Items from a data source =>
########

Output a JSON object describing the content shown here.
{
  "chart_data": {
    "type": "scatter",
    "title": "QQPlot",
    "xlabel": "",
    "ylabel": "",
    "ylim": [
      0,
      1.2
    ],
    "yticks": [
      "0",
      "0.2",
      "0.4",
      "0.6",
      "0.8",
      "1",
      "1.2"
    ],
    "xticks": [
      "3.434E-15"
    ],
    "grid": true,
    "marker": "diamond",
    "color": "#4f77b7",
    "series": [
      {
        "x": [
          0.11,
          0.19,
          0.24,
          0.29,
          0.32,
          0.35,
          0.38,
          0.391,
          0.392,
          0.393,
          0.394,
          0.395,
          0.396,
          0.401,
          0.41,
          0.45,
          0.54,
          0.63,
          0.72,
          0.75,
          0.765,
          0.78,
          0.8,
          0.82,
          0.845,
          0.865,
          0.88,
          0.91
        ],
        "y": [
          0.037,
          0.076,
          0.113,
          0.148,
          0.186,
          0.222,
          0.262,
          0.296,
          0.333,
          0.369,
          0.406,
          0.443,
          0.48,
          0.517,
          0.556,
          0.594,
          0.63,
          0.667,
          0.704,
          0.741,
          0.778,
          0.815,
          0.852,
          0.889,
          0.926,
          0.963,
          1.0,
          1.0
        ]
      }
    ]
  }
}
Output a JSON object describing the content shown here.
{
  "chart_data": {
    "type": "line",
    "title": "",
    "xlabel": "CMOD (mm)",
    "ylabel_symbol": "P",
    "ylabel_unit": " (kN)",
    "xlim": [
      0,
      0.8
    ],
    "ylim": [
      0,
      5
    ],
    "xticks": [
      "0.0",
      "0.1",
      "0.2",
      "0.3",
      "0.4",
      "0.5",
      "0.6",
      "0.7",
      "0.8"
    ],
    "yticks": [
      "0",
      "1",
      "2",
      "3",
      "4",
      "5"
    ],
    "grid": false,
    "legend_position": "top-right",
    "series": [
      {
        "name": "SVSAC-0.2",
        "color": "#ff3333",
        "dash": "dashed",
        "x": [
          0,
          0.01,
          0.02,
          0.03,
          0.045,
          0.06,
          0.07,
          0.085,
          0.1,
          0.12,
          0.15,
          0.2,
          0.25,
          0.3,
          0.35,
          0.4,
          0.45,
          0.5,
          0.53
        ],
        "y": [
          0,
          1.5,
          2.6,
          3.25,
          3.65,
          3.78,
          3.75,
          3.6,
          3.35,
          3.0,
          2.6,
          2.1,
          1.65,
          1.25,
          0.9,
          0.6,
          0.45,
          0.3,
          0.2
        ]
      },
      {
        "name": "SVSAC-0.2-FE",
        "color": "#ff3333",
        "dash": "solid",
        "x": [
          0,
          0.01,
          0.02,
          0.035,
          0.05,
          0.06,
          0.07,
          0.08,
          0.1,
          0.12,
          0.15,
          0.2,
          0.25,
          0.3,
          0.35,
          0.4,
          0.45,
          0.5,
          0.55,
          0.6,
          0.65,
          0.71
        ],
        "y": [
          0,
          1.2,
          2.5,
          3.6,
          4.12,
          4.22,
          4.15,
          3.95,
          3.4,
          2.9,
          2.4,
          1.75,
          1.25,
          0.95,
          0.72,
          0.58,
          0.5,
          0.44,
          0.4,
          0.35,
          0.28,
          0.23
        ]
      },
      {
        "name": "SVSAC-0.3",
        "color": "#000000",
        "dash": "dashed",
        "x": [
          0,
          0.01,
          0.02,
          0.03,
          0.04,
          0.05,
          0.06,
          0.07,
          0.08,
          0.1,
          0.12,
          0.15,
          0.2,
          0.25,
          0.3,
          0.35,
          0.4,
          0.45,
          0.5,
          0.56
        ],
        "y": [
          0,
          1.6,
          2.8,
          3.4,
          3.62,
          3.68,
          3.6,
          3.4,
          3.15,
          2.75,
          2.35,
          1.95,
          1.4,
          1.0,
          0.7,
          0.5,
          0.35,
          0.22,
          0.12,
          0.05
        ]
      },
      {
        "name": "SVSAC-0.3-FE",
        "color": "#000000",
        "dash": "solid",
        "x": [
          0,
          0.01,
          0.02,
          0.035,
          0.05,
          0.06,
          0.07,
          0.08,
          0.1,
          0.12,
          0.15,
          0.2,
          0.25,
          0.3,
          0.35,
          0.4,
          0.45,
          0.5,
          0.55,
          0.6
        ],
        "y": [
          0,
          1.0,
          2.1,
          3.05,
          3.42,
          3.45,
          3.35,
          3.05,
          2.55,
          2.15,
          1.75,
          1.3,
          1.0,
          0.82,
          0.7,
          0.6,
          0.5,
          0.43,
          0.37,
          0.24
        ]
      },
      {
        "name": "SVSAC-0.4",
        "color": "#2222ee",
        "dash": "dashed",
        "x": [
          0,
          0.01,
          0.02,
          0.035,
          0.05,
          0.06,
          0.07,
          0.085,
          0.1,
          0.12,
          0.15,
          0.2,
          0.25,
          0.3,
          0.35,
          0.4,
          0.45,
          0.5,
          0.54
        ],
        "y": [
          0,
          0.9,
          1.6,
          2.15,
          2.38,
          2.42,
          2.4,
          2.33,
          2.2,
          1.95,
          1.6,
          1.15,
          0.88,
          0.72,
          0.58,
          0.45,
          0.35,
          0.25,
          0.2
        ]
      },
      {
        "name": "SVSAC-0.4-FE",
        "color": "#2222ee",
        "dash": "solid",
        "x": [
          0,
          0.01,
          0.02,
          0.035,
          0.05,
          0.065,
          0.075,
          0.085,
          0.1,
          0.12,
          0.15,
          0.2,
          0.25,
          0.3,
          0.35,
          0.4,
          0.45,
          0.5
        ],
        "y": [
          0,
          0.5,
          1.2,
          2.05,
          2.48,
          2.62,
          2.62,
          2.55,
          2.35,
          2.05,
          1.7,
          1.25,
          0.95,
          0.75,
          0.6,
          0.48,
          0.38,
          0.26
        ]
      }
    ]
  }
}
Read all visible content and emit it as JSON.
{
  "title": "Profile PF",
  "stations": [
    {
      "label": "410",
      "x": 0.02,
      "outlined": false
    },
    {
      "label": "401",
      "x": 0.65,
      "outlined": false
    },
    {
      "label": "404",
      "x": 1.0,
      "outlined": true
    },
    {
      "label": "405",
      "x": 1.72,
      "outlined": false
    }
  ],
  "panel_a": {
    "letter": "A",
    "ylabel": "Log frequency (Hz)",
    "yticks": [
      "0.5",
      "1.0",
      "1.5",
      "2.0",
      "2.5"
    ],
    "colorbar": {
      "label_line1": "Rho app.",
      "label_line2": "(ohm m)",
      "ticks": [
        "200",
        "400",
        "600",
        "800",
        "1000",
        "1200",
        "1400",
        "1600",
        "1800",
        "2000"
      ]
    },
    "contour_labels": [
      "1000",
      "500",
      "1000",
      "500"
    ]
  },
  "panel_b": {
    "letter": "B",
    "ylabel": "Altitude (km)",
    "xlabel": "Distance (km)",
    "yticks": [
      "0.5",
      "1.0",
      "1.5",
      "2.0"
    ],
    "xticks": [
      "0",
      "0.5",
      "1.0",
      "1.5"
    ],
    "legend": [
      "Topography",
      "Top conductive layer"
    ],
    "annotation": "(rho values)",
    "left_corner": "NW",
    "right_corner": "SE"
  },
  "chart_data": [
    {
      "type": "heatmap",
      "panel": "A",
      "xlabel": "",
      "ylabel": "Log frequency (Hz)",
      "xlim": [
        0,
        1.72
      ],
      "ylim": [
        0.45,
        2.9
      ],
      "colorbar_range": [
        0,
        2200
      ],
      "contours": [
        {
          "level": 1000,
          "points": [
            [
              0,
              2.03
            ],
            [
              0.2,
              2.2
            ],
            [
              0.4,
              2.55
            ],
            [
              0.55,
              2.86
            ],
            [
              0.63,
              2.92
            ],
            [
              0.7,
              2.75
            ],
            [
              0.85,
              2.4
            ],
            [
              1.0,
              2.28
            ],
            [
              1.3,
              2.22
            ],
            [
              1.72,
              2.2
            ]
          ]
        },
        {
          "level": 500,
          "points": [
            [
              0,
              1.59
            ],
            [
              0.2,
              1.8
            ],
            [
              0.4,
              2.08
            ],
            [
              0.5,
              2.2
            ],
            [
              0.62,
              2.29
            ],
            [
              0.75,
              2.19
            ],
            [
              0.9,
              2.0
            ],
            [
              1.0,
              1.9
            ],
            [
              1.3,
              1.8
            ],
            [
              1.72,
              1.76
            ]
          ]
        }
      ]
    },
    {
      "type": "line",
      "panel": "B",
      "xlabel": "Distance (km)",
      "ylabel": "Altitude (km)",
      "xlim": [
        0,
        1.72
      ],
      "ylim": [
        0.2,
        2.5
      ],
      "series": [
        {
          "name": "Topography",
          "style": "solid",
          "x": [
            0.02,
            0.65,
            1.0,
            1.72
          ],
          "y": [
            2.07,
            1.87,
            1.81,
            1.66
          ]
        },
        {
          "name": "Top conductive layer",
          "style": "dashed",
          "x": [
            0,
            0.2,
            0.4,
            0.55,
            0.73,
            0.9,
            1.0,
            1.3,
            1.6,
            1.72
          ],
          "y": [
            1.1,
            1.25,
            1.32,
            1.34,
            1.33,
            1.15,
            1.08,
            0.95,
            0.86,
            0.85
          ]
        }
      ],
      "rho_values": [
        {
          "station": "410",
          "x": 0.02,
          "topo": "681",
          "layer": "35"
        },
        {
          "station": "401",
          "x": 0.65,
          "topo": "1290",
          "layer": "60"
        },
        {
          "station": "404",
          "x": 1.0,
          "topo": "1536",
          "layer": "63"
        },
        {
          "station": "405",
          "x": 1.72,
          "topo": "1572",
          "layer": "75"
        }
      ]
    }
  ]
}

########

Exercise brief =>
From the data above, copy out every line with the string "title" in it.

Expected output =>
    "title": "QQPlot",
    "title": "",
  "title": "Profile PF",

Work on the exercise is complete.